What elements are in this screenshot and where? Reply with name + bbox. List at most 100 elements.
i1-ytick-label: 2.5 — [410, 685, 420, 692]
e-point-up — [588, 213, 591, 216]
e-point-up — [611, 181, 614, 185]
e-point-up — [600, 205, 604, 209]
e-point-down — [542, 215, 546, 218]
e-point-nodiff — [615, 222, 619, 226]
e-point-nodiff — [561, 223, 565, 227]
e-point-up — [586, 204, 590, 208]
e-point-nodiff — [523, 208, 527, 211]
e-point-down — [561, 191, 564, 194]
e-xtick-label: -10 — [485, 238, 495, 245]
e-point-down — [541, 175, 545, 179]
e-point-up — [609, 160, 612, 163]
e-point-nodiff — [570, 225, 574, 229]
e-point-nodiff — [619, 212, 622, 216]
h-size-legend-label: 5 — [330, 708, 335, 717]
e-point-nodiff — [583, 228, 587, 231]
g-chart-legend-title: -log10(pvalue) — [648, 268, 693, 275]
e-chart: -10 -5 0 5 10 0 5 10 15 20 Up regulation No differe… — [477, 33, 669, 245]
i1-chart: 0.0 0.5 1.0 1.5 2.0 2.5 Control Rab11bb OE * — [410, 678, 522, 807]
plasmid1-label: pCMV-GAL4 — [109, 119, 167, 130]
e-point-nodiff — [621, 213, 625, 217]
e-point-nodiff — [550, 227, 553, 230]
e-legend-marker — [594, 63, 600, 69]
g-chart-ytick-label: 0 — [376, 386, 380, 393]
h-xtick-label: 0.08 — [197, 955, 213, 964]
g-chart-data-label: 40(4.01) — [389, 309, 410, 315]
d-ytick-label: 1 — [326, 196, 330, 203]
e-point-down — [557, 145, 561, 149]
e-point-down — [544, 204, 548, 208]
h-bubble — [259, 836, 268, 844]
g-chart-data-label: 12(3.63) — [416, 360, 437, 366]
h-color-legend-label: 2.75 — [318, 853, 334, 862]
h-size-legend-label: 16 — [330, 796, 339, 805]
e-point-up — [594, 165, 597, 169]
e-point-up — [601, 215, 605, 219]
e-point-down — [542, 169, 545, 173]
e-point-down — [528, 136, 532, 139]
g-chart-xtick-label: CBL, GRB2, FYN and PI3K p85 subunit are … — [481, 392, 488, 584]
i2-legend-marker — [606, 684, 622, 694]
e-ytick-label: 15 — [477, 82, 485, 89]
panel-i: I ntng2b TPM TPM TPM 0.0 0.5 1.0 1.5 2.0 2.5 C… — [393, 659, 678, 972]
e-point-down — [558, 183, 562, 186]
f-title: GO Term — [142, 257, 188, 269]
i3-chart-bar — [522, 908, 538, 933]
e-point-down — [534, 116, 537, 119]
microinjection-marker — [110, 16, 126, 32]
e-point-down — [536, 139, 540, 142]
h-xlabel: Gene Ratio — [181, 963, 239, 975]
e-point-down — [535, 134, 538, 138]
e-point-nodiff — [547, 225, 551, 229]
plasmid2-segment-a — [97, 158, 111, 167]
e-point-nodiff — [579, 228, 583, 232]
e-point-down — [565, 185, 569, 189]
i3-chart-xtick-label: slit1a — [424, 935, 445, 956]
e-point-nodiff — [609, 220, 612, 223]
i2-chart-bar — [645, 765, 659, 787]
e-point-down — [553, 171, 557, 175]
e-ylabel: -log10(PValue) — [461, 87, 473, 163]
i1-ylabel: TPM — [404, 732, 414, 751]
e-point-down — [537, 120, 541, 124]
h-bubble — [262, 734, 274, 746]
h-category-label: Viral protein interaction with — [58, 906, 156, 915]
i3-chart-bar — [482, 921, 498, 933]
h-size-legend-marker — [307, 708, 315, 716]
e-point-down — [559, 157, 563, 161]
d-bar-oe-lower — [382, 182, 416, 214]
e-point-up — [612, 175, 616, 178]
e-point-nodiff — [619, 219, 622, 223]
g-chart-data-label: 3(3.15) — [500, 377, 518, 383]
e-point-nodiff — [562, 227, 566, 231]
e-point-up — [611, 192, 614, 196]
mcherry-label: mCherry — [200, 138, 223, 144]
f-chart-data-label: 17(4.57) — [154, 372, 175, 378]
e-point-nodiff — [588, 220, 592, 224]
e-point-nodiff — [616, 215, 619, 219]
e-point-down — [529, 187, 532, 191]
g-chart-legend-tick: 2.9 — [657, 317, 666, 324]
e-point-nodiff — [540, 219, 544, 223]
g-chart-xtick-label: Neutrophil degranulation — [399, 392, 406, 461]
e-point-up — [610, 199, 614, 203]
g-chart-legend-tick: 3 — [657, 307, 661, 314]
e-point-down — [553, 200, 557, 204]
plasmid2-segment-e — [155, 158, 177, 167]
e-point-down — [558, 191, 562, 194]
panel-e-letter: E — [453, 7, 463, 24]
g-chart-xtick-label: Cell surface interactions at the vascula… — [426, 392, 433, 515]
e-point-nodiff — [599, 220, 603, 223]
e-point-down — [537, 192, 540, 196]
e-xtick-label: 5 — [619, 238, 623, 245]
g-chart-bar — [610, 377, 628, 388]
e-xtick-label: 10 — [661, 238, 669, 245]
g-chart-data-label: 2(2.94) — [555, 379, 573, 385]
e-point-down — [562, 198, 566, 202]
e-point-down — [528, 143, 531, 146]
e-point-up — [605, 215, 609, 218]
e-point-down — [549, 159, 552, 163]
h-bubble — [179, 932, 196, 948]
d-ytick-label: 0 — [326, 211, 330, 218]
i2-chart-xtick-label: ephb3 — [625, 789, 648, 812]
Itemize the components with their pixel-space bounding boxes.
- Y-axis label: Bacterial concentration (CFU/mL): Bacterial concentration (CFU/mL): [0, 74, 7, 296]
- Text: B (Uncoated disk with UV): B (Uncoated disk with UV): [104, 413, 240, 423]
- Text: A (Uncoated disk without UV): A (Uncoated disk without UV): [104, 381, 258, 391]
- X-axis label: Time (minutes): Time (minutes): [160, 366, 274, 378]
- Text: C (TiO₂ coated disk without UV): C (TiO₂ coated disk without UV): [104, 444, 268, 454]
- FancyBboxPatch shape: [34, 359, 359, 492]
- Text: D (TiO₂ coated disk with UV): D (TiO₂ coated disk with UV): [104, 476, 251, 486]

━━━━━━━━━━━━━━━━

## WHAT IS EXPECTED
Could you reproduce the lines above, from the one that holds "Itemize the components" through the last, exactly as they stand?

## TASK OUTPUT
Itemize the components with their pixel-space bounding boxes.
- Y-axis label: Bacterial concentration (CFU/mL): Bacterial concentration (CFU/mL): [0, 74, 7, 296]
- Text: B (Uncoated disk with UV): B (Uncoated disk with UV): [104, 413, 240, 423]
- Text: A (Uncoated disk without UV): A (Uncoated disk without UV): [104, 381, 258, 391]
- X-axis label: Time (minutes): Time (minutes): [160, 366, 274, 378]
- Text: C (TiO₂ coated disk without UV): C (TiO₂ coated disk without UV): [104, 444, 268, 454]
- FancyBboxPatch shape: [34, 359, 359, 492]
- Text: D (TiO₂ coated disk with UV): D (TiO₂ coated disk with UV): [104, 476, 251, 486]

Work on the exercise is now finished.